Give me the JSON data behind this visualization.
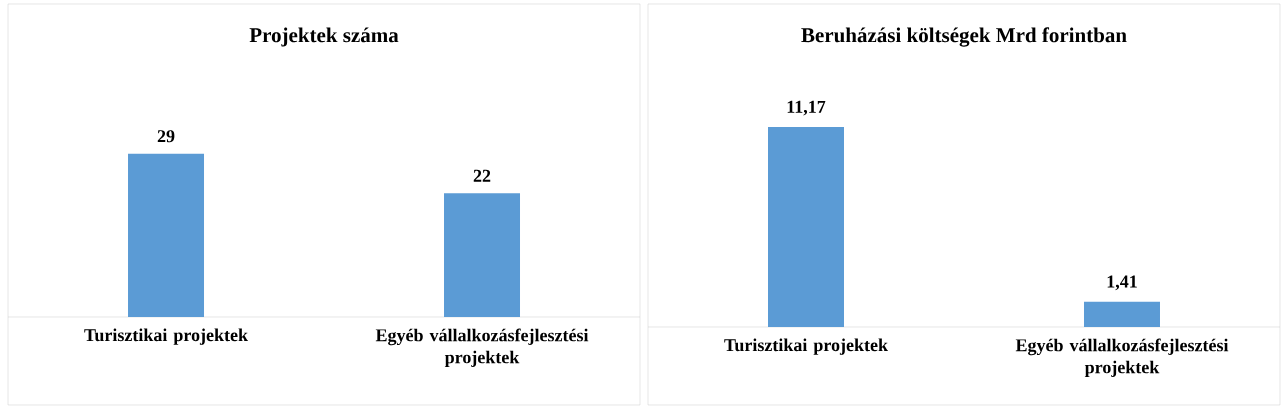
{
  "chart_data": [
    {
      "type": "bar",
      "title": "Projektek száma",
      "categories": [
        "Turisztikai projektek",
        "Egyéb vállalkozásfejlesztési projektek"
      ],
      "values": [
        29,
        22
      ],
      "color": "#5b9bd5",
      "value_labels": [
        "29",
        "22"
      ]
    },
    {
      "type": "bar",
      "title": "Beruházási költségek Mrd forintban",
      "categories": [
        "Turisztikai projektek",
        "Egyéb vállalkozásfejlesztési projektek"
      ],
      "values": [
        11.17,
        1.41
      ],
      "color": "#5b9bd5",
      "value_labels": [
        "11,17",
        "1,41"
      ]
    }
  ]
}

Problem details: Quote all the lines above exactly as given. Do not include the pictures.

Solution to this problem:
Give me the JSON data behind this visualization.
{
  "chart_data": [
    {
      "type": "bar",
      "title": "Projektek száma",
      "categories": [
        "Turisztikai projektek",
        "Egyéb vállalkozásfejlesztési projektek"
      ],
      "values": [
        29,
        22
      ],
      "color": "#5b9bd5",
      "value_labels": [
        "29",
        "22"
      ]
    },
    {
      "type": "bar",
      "title": "Beruházási költségek Mrd forintban",
      "categories": [
        "Turisztikai projektek",
        "Egyéb vállalkozásfejlesztési projektek"
      ],
      "values": [
        11.17,
        1.41
      ],
      "color": "#5b9bd5",
      "value_labels": [
        "11,17",
        "1,41"
      ]
    }
  ]
}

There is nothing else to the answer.